* **Task brief**
In how many lines does the string "title" appear? Answer with the number only.

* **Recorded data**

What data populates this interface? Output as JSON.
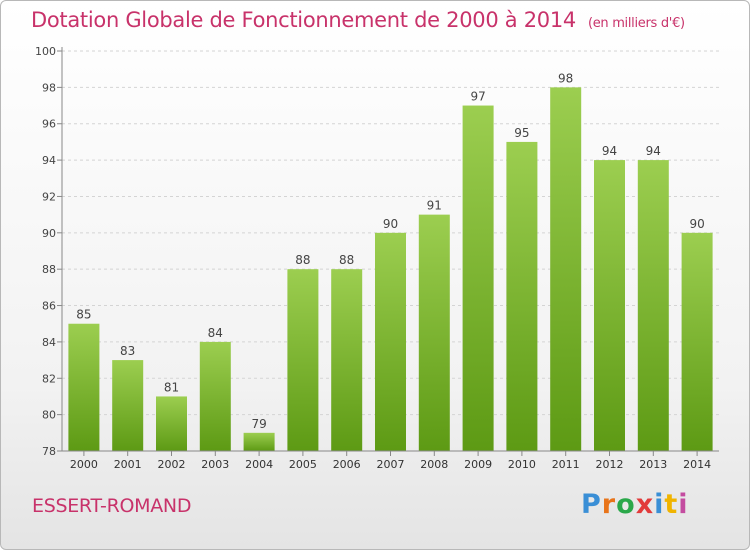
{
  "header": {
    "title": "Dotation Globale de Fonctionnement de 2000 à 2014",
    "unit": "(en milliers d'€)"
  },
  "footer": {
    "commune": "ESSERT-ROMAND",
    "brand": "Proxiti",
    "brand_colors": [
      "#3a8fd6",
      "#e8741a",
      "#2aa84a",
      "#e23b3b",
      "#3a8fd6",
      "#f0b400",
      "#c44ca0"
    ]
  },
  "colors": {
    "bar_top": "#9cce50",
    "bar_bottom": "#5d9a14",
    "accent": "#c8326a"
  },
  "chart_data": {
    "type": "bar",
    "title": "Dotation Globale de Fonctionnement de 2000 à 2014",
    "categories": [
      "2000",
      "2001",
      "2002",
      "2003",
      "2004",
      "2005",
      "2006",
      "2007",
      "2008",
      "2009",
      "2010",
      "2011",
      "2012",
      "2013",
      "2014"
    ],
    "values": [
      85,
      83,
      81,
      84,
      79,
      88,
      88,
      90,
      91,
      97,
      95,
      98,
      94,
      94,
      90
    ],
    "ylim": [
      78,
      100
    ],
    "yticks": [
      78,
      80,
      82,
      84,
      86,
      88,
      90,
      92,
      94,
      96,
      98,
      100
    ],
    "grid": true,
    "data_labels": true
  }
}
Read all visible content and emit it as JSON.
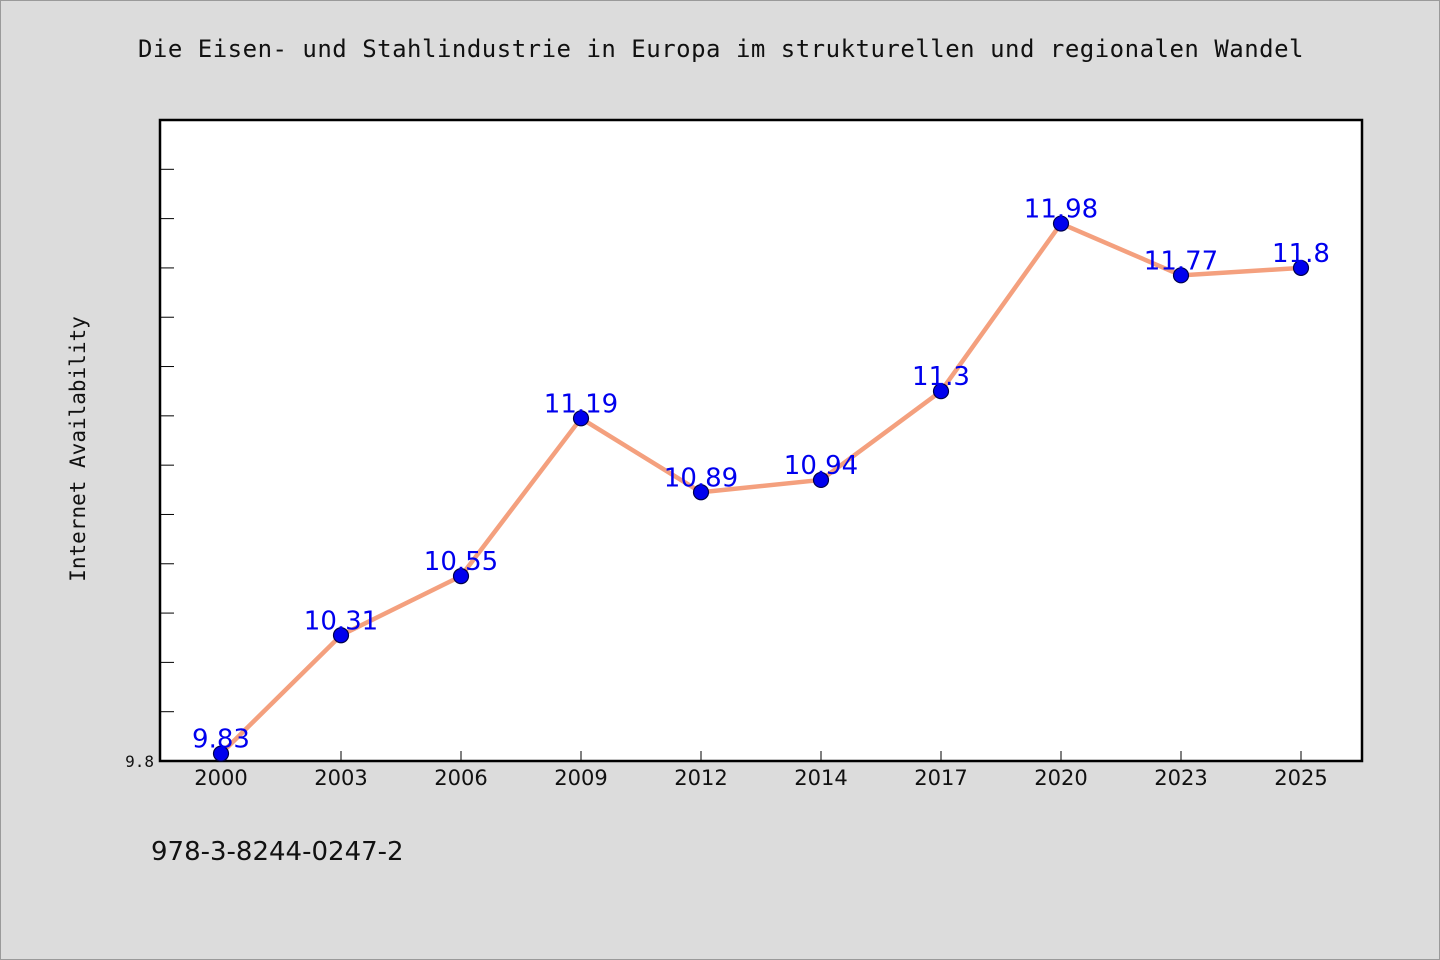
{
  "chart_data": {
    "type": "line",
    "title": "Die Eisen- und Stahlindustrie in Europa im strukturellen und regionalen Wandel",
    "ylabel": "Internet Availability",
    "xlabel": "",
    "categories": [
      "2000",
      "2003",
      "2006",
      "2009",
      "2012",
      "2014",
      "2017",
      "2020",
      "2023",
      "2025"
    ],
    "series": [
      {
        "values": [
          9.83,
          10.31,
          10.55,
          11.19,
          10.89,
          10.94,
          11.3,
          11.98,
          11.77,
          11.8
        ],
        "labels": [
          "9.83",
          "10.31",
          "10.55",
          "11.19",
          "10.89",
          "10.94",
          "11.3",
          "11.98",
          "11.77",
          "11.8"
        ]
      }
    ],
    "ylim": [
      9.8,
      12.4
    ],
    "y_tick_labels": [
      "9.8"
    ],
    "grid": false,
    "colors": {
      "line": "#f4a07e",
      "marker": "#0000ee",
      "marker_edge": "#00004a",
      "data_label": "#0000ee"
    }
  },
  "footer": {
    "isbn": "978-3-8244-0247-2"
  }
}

...

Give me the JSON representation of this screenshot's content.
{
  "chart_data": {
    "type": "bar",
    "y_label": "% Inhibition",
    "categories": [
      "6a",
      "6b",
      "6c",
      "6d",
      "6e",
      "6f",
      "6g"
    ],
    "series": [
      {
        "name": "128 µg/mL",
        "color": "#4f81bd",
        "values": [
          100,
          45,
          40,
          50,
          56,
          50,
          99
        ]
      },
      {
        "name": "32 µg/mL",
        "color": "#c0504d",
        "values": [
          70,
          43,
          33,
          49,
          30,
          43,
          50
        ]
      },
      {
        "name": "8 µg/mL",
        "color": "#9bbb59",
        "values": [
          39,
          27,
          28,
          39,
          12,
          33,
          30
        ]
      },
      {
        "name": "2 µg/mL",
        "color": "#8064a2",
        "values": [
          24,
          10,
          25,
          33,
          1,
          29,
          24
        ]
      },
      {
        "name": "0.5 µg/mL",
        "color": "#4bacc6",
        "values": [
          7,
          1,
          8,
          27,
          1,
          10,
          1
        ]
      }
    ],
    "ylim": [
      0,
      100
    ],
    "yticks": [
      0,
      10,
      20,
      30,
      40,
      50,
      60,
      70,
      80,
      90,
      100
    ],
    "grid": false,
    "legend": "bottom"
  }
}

---

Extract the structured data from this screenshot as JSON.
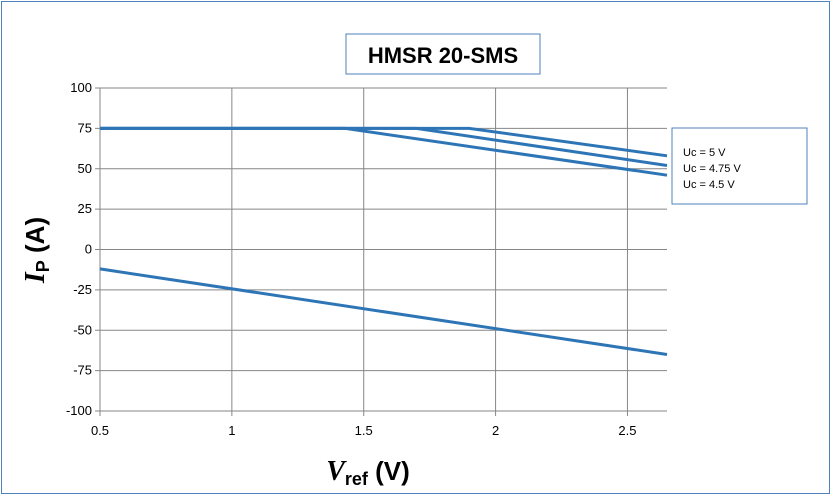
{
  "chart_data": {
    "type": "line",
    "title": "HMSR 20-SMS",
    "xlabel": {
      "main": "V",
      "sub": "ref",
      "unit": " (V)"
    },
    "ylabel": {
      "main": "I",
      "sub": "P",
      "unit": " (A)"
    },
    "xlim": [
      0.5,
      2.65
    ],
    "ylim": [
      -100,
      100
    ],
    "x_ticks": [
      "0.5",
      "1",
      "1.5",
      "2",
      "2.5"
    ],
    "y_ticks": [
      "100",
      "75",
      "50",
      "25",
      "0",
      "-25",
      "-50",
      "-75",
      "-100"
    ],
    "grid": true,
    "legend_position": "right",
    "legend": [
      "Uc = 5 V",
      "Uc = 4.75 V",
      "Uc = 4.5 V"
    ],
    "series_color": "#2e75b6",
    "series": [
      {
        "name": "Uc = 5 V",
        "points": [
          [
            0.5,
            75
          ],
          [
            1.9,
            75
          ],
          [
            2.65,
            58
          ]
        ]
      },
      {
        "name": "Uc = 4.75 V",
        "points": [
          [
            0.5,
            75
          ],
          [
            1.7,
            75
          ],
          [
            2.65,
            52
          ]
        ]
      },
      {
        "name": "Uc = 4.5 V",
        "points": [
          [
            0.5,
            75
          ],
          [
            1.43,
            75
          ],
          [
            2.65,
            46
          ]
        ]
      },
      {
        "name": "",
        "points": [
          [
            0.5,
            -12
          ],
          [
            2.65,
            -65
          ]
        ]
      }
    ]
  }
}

* **Response to the exercise**
4